[Layout dataset entries]
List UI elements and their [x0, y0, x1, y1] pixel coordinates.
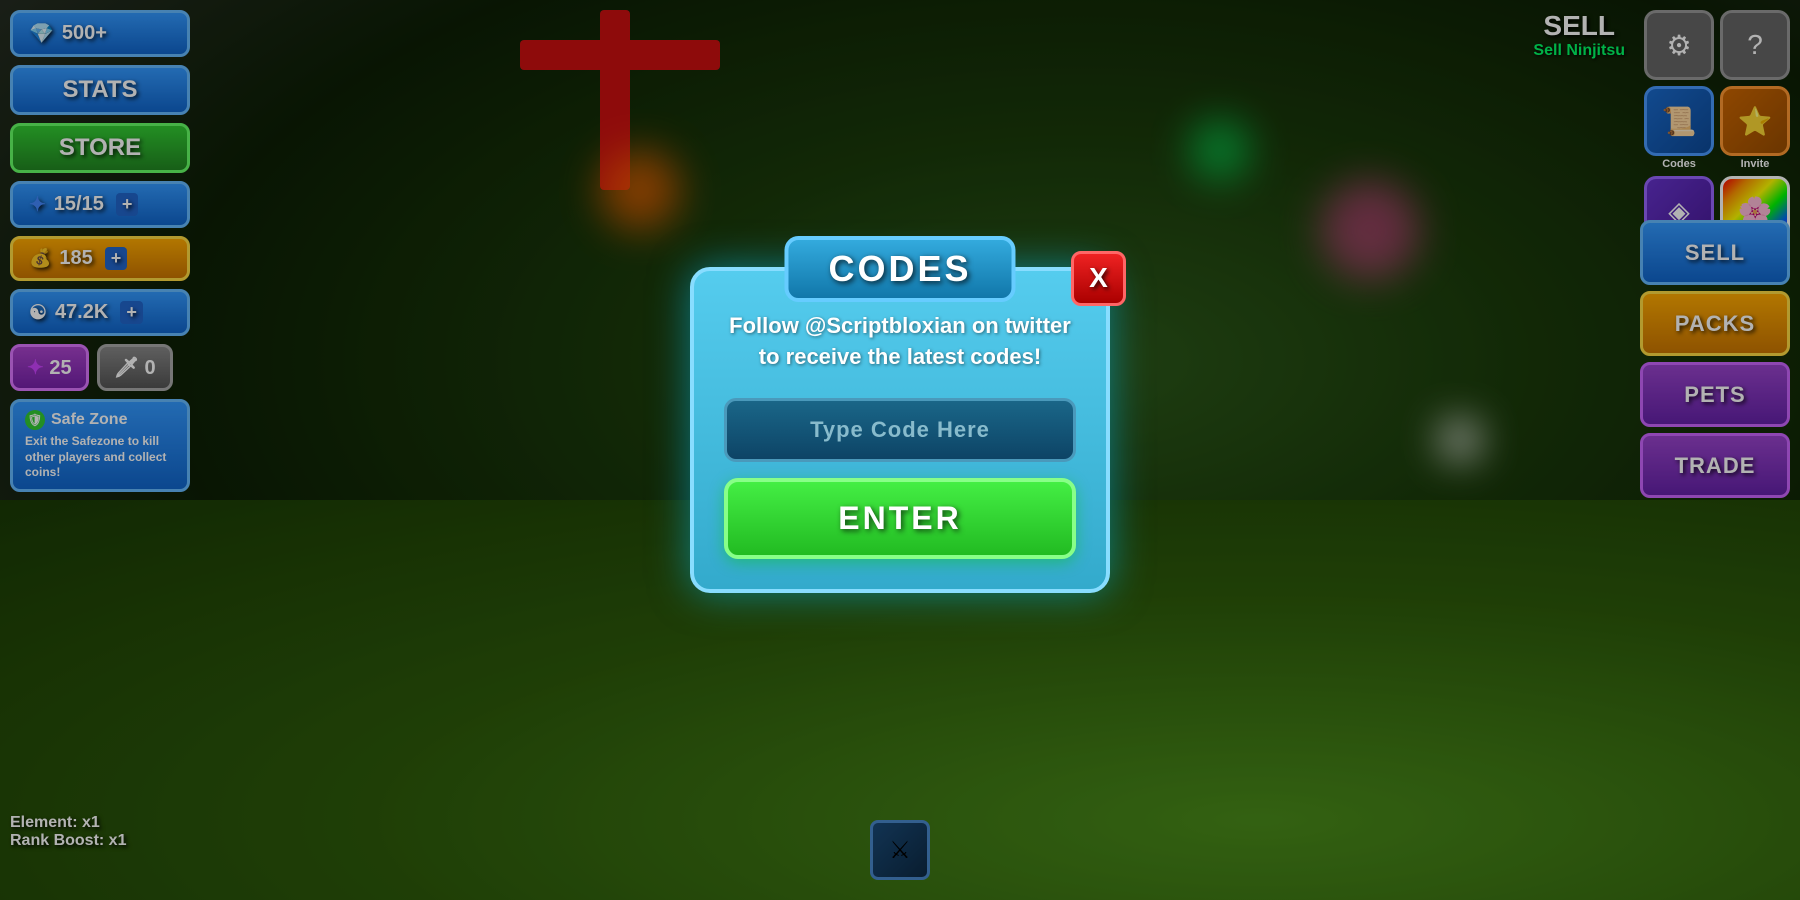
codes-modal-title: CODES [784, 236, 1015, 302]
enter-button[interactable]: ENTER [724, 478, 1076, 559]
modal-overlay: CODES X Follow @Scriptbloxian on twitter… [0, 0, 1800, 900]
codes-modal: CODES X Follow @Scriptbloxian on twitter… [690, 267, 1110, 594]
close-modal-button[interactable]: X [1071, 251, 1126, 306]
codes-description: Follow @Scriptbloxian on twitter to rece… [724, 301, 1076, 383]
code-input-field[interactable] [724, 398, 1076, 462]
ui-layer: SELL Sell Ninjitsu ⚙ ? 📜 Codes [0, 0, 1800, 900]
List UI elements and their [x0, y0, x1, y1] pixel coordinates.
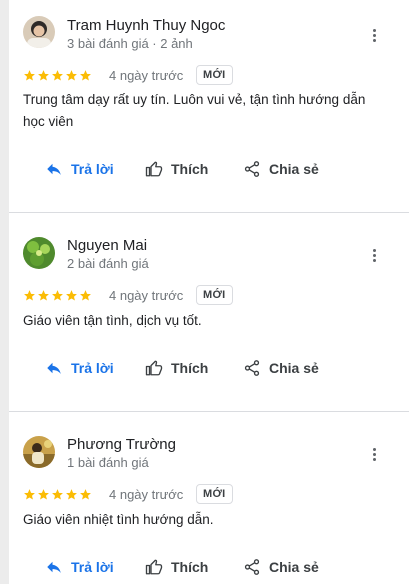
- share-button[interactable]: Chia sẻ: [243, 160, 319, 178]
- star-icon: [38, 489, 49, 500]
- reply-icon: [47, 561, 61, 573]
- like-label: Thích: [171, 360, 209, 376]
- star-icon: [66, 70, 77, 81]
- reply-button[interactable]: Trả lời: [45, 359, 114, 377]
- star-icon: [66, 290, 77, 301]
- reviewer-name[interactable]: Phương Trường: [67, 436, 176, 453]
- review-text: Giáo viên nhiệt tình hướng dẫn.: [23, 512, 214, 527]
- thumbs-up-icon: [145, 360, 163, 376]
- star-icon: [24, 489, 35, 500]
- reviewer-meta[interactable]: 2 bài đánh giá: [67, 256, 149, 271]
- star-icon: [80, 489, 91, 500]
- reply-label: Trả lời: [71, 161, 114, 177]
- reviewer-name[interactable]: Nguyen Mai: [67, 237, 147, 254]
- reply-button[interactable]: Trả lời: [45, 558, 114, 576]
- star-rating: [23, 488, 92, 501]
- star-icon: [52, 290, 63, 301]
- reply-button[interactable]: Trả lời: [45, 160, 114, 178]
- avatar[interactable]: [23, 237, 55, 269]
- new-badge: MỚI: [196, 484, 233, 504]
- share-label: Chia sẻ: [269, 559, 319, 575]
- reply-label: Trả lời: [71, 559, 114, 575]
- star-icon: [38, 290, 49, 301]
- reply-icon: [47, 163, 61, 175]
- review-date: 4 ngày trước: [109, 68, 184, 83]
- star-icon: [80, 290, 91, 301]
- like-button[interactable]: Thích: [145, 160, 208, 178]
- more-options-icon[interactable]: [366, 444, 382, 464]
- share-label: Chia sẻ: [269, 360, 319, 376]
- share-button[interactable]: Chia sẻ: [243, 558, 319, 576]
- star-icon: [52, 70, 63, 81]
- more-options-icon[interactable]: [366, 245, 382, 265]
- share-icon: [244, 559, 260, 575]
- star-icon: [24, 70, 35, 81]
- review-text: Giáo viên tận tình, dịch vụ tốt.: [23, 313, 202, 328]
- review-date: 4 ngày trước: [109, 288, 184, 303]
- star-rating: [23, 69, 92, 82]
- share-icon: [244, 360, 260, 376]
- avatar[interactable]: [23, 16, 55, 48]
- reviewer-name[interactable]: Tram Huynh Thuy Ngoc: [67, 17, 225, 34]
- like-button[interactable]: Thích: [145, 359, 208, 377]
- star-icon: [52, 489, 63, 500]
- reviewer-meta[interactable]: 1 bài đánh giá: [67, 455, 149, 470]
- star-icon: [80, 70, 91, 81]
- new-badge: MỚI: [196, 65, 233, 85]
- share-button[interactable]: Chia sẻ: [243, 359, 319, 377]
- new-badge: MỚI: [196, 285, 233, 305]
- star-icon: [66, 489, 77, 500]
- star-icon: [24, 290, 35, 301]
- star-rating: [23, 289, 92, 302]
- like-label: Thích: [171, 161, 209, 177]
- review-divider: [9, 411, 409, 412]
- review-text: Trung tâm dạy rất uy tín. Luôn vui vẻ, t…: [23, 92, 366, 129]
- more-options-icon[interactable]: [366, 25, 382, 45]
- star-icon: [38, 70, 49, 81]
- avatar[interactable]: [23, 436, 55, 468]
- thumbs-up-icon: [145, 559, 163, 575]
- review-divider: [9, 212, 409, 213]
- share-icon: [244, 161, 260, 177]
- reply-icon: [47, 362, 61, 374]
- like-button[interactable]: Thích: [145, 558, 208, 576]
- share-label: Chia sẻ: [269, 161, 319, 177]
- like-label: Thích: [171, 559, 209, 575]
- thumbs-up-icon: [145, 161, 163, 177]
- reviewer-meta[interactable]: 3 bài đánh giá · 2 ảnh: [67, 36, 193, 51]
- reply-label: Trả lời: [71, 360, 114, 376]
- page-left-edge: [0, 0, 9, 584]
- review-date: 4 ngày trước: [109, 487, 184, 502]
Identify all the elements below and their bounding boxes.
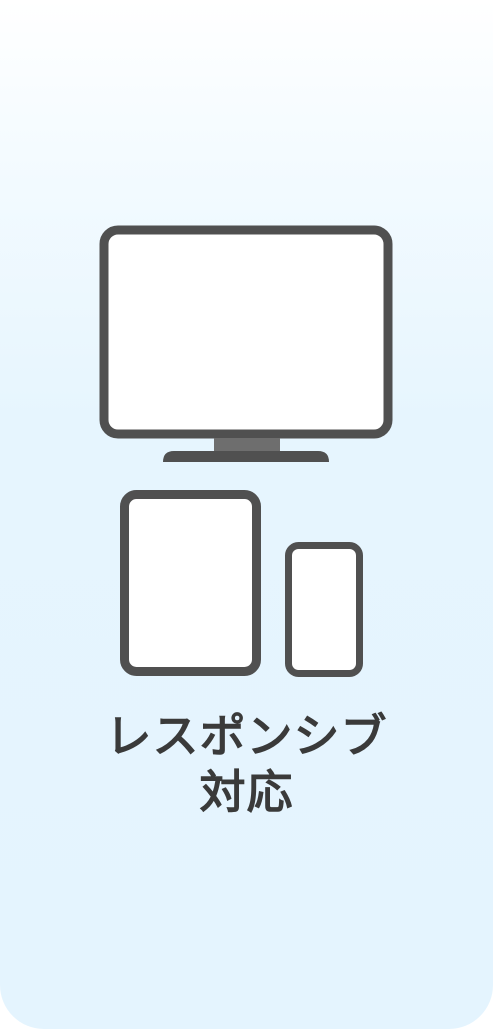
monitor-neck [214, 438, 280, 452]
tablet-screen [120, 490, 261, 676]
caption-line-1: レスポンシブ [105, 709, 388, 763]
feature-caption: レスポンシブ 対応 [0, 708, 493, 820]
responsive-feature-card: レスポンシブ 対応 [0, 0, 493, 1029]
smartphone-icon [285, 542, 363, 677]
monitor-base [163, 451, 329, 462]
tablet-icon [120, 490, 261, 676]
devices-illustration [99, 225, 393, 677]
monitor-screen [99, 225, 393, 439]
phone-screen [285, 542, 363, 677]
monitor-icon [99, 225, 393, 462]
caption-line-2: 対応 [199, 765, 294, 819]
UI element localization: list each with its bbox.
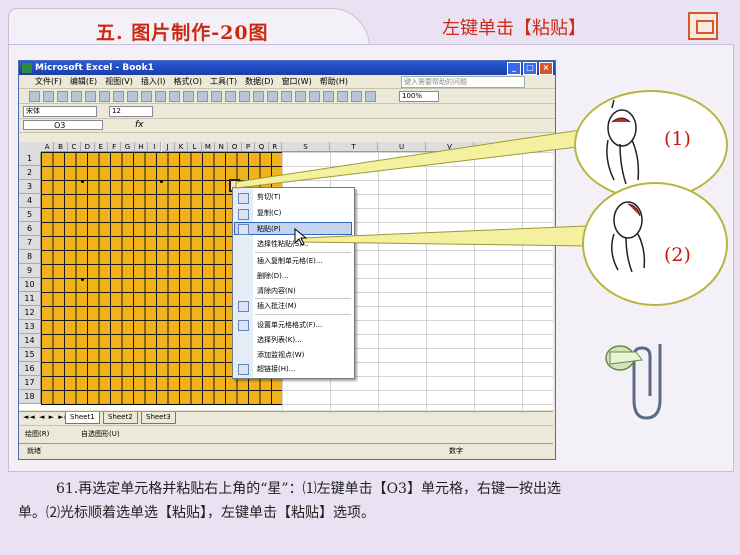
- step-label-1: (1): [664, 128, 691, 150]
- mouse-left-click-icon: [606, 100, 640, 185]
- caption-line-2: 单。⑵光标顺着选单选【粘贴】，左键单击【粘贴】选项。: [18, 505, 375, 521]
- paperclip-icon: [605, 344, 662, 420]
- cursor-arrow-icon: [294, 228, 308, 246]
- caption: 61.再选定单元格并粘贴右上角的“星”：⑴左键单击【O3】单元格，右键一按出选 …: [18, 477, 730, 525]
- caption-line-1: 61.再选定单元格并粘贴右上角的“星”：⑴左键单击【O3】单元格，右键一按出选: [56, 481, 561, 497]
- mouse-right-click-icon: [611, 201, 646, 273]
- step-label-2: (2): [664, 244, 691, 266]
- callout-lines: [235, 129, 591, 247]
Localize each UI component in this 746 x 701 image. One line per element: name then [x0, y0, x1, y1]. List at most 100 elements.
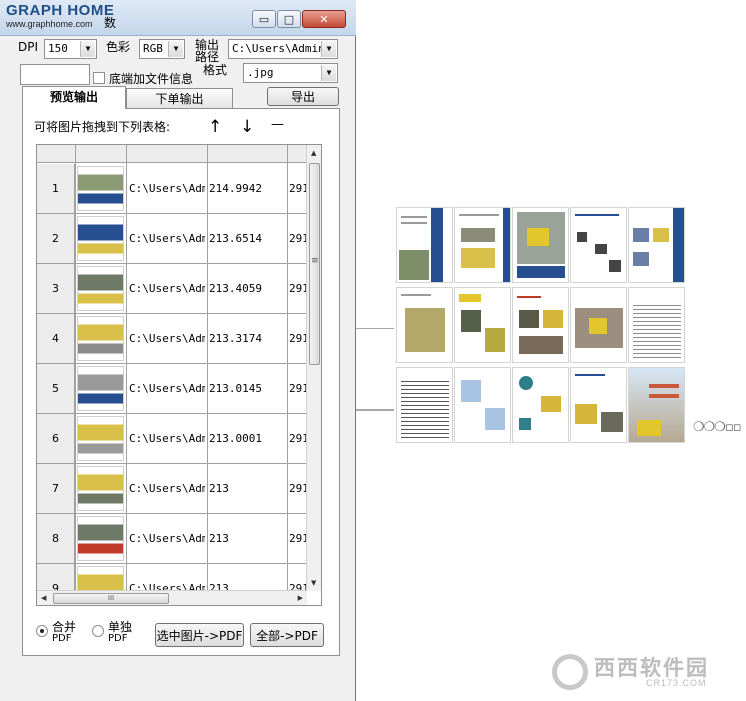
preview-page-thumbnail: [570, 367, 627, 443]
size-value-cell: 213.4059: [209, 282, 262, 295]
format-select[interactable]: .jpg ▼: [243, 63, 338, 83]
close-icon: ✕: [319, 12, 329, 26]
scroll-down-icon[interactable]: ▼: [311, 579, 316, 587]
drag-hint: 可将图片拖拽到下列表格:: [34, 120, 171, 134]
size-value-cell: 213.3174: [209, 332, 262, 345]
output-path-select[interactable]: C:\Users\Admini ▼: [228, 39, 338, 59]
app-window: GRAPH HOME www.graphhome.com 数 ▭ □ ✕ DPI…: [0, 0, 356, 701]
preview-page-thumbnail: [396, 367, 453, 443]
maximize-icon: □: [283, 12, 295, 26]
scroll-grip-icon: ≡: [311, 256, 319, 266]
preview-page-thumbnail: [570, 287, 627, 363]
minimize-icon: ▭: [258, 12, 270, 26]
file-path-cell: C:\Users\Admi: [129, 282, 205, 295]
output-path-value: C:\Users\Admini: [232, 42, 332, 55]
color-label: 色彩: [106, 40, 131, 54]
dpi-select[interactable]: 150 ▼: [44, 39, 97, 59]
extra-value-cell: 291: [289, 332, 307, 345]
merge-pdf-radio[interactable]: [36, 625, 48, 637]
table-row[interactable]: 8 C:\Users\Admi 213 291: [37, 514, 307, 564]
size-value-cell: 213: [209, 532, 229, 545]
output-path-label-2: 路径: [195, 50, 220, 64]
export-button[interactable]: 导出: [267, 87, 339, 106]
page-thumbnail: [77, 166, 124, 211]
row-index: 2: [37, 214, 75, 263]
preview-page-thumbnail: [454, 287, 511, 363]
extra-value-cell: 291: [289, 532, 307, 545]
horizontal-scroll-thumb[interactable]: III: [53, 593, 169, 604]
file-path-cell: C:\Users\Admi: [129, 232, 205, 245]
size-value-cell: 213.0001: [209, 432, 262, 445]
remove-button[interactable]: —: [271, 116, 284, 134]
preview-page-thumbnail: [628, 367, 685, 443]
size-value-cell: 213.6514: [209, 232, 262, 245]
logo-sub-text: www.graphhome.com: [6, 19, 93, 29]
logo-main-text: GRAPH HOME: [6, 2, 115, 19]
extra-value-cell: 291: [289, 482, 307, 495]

● WHAT THE TASK ASKS
Put the lines from the line with "monitor-neck [214, 438, 280, 452]" to the line with "UI element localization: list" into a JSON list of strings, one string per line, leaving out any blank lines.

● CORRECT RESPONSE
[
  "monitor-neck [214, 438, 280, 452]",
  "tablet-screen [120, 490, 261, 676]",
  "caption-line-1: レスポンシブ [105, 709, 388, 763]",
  "feature-caption: レスポンシブ 対応 [0, 708, 493, 820]",
  "responsive-feature-card: レスポンシブ 対応 [0, 0, 493, 1029]",
  "smartphone-icon [285, 542, 363, 677]",
  "monitor-base [163, 451, 329, 462]",
  "tablet-icon [120, 490, 261, 676]",
  "devices-illustration [99, 225, 393, 677]",
  "monitor-screen [99, 225, 393, 439]",
  "phone-screen [285, 542, 363, 677]",
  "monitor-icon [99, 225, 393, 462]",
  "caption-line-2: 対応 [199, 765, 294, 819]",
  "UI element localization: list each with its bbox."
]